### TASK TO COMPLETE
Return all of the lines below exactly as they are.

Collected data entries
──────────────────────────────

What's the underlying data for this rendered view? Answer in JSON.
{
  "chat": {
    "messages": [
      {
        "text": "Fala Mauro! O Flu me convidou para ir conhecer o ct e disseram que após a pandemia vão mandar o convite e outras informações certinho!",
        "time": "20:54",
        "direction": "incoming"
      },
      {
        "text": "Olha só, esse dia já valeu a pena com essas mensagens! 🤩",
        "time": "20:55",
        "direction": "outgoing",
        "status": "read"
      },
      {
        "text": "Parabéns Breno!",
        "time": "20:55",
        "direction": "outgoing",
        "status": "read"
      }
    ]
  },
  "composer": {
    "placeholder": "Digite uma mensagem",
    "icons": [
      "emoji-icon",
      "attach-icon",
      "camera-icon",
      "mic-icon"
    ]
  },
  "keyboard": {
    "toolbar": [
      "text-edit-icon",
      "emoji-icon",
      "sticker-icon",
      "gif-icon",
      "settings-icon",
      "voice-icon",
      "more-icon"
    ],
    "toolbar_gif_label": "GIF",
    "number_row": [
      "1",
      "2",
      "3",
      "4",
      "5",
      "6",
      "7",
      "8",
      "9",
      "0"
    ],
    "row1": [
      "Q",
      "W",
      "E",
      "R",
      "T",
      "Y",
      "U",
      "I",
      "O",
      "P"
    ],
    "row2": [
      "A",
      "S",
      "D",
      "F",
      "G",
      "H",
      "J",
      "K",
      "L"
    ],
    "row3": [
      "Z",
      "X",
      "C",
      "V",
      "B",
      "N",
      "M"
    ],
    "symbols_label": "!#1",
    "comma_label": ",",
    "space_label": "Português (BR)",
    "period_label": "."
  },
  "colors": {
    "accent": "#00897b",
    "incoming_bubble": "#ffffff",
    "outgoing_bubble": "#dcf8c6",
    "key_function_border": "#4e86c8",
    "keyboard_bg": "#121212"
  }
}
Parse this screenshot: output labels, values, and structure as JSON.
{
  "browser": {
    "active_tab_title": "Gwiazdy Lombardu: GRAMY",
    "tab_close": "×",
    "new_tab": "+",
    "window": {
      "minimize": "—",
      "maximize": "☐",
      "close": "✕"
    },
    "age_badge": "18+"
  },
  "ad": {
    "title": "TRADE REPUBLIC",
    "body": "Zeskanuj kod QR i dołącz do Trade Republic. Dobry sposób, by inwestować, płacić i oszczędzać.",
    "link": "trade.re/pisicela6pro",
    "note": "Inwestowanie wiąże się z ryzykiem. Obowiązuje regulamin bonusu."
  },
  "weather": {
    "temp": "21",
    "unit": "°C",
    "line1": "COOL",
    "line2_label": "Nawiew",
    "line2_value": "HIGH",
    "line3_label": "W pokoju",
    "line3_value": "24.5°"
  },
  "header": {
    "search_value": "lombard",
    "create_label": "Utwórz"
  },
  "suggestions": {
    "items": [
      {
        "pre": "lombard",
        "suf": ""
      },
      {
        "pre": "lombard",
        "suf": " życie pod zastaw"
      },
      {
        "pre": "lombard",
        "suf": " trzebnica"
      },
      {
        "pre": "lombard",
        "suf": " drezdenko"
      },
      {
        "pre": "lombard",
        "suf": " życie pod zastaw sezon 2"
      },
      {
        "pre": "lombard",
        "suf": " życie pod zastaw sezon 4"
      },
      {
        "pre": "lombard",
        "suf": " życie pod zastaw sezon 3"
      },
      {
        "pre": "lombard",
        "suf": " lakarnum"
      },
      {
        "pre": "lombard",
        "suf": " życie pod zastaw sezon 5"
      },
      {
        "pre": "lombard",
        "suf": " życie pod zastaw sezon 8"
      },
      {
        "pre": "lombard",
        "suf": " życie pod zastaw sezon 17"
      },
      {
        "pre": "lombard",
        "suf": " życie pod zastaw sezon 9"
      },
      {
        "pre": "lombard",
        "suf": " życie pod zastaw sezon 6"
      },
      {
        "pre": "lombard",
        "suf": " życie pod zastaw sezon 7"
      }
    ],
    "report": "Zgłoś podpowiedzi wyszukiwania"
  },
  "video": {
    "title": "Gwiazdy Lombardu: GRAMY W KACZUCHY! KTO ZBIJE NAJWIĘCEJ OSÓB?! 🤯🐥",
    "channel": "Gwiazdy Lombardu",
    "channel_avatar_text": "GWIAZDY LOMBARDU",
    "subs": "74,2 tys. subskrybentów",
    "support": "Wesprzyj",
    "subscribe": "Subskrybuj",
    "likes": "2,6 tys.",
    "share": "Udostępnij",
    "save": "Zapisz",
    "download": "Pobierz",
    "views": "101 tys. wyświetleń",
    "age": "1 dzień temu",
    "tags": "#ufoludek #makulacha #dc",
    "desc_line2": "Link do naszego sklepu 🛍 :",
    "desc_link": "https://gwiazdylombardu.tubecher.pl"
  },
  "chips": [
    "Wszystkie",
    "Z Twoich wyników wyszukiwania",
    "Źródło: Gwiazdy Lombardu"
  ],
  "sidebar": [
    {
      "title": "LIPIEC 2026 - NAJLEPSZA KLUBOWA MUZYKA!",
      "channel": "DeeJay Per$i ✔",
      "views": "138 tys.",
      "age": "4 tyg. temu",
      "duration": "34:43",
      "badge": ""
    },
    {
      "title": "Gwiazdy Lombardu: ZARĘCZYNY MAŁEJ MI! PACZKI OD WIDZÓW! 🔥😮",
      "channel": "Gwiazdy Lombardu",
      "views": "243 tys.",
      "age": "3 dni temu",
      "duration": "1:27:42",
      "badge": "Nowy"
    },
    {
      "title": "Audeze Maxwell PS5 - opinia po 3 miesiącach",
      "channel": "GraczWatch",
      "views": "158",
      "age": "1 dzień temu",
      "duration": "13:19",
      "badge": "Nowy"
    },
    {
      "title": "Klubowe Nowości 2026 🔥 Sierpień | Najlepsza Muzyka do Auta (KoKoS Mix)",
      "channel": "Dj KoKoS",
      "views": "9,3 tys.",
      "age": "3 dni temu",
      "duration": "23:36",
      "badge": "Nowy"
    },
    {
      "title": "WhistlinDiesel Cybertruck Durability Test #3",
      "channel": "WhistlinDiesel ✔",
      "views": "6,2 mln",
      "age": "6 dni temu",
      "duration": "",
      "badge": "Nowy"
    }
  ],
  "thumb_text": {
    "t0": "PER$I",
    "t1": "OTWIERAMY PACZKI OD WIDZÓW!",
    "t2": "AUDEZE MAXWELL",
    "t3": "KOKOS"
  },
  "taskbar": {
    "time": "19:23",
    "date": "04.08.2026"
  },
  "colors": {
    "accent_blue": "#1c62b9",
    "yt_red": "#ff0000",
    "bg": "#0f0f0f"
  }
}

──────────────────────────────

### FINISHED EXERCISE
What's the underlying data for this rendered view? Answer in JSON.
{
  "chat": {
    "messages": [
      {
        "text": "Fala Mauro! O Flu me convidou para ir conhecer o ct e disseram que após a pandemia vão mandar o convite e outras informações certinho!",
        "time": "20:54",
        "direction": "incoming"
      },
      {
        "text": "Olha só, esse dia já valeu a pena com essas mensagens! 🤩",
        "time": "20:55",
        "direction": "outgoing",
        "status": "read"
      },
      {
        "text": "Parabéns Breno!",
        "time": "20:55",
        "direction": "outgoing",
        "status": "read"
      }
    ]
  },
  "composer": {
    "placeholder": "Digite uma mensagem",
    "icons": [
      "emoji-icon",
      "attach-icon",
      "camera-icon",
      "mic-icon"
    ]
  },
  "keyboard": {
    "toolbar": [
      "text-edit-icon",
      "emoji-icon",
      "sticker-icon",
      "gif-icon",
      "settings-icon",
      "voice-icon",
      "more-icon"
    ],
    "toolbar_gif_label": "GIF",
    "number_row": [
      "1",
      "2",
      "3",
      "4",
      "5",
      "6",
      "7",
      "8",
      "9",
      "0"
    ],
    "row1": [
      "Q",
      "W",
      "E",
      "R",
      "T",
      "Y",
      "U",
      "I",
      "O",
      "P"
    ],
    "row2": [
      "A",
      "S",
      "D",
      "F",
      "G",
      "H",
      "J",
      "K",
      "L"
    ],
    "row3": [
      "Z",
      "X",
      "C",
      "V",
      "B",
      "N",
      "M"
    ],
    "symbols_label": "!#1",
    "comma_label": ",",
    "space_label": "Português (BR)",
    "period_label": "."
  },
  "colors": {
    "accent": "#00897b",
    "incoming_bubble": "#ffffff",
    "outgoing_bubble": "#dcf8c6",
    "key_function_border": "#4e86c8",
    "keyboard_bg": "#121212"
  }
}
Parse this screenshot: output labels, values, and structure as JSON.
{
  "browser": {
    "active_tab_title": "Gwiazdy Lombardu: GRAMY",
    "tab_close": "×",
    "new_tab": "+",
    "window": {
      "minimize": "—",
      "maximize": "☐",
      "close": "✕"
    },
    "age_badge": "18+"
  },
  "ad": {
    "title": "TRADE REPUBLIC",
    "body": "Zeskanuj kod QR i dołącz do Trade Republic. Dobry sposób, by inwestować, płacić i oszczędzać.",
    "link": "trade.re/pisicela6pro",
    "note": "Inwestowanie wiąże się z ryzykiem. Obowiązuje regulamin bonusu."
  },
  "weather": {
    "temp": "21",
    "unit": "°C",
    "line1": "COOL",
    "line2_label": "Nawiew",
    "line2_value": "HIGH",
    "line3_label": "W pokoju",
    "line3_value": "24.5°"
  },
  "header": {
    "search_value": "lombard",
    "create_label": "Utwórz"
  },
  "suggestions": {
    "items": [
      {
        "pre": "lombard",
        "suf": ""
      },
      {
        "pre": "lombard",
        "suf": " życie pod zastaw"
      },
      {
        "pre": "lombard",
        "suf": " trzebnica"
      },
      {
        "pre": "lombard",
        "suf": " drezdenko"
      },
      {
        "pre": "lombard",
        "suf": " życie pod zastaw sezon 2"
      },
      {
        "pre": "lombard",
        "suf": " życie pod zastaw sezon 4"
      },
      {
        "pre": "lombard",
        "suf": " życie pod zastaw sezon 3"
      },
      {
        "pre": "lombard",
        "suf": " lakarnum"
      },
      {
        "pre": "lombard",
        "suf": " życie pod zastaw sezon 5"
      },
      {
        "pre": "lombard",
        "suf": " życie pod zastaw sezon 8"
      },
      {
        "pre": "lombard",
        "suf": " życie pod zastaw sezon 17"
      },
      {
        "pre": "lombard",
        "suf": " życie pod zastaw sezon 9"
      },
      {
        "pre": "lombard",
        "suf": " życie pod zastaw sezon 6"
      },
      {
        "pre": "lombard",
        "suf": " życie pod zastaw sezon 7"
      }
    ],
    "report": "Zgłoś podpowiedzi wyszukiwania"
  },
  "video": {
    "title": "Gwiazdy Lombardu: GRAMY W KACZUCHY! KTO ZBIJE NAJWIĘCEJ OSÓB?! 🤯🐥",
    "channel": "Gwiazdy Lombardu",
    "channel_avatar_text": "GWIAZDY LOMBARDU",
    "subs": "74,2 tys. subskrybentów",
    "support": "Wesprzyj",
    "subscribe": "Subskrybuj",
    "likes": "2,6 tys.",
    "share": "Udostępnij",
    "save": "Zapisz",
    "download": "Pobierz",
    "views": "101 tys. wyświetleń",
    "age": "1 dzień temu",
    "tags": "#ufoludek #makulacha #dc",
    "desc_line2": "Link do naszego sklepu 🛍 :",
    "desc_link": "https://gwiazdylombardu.tubecher.pl"
  },
  "chips": [
    "Wszystkie",
    "Z Twoich wyników wyszukiwania",
    "Źródło: Gwiazdy Lombardu"
  ],
  "sidebar": [
    {
      "title": "LIPIEC 2026 - NAJLEPSZA KLUBOWA MUZYKA!",
      "channel": "DeeJay Per$i ✔",
      "views": "138 tys.",
      "age": "4 tyg. temu",
      "duration": "34:43",
      "badge": ""
    },
    {
      "title": "Gwiazdy Lombardu: ZARĘCZYNY MAŁEJ MI! PACZKI OD WIDZÓW! 🔥😮",
      "channel": "Gwiazdy Lombardu",
      "views": "243 tys.",
      "age": "3 dni temu",
      "duration": "1:27:42",
      "badge": "Nowy"
    },
    {
      "title": "Audeze Maxwell PS5 - opinia po 3 miesiącach",
      "channel": "GraczWatch",
      "views": "158",
      "age": "1 dzień temu",
      "duration": "13:19",
      "badge": "Nowy"
    },
    {
      "title": "Klubowe Nowości 2026 🔥 Sierpień | Najlepsza Muzyka do Auta (KoKoS Mix)",
      "channel": "Dj KoKoS",
      "views": "9,3 tys.",
      "age": "3 dni temu",
      "duration": "23:36",
      "badge": "Nowy"
    },
    {
      "title": "WhistlinDiesel Cybertruck Durability Test #3",
      "channel": "WhistlinDiesel ✔",
      "views": "6,2 mln",
      "age": "6 dni temu",
      "duration": "",
      "badge": "Nowy"
    }
  ],
  "thumb_text": {
    "t0": "PER$I",
    "t1": "OTWIERAMY PACZKI OD WIDZÓW!",
    "t2": "AUDEZE MAXWELL",
    "t3": "KOKOS"
  },
  "taskbar": {
    "time": "19:23",
    "date": "04.08.2026"
  },
  "colors": {
    "accent_blue": "#1c62b9",
    "yt_red": "#ff0000",
    "bg": "#0f0f0f"
  }
}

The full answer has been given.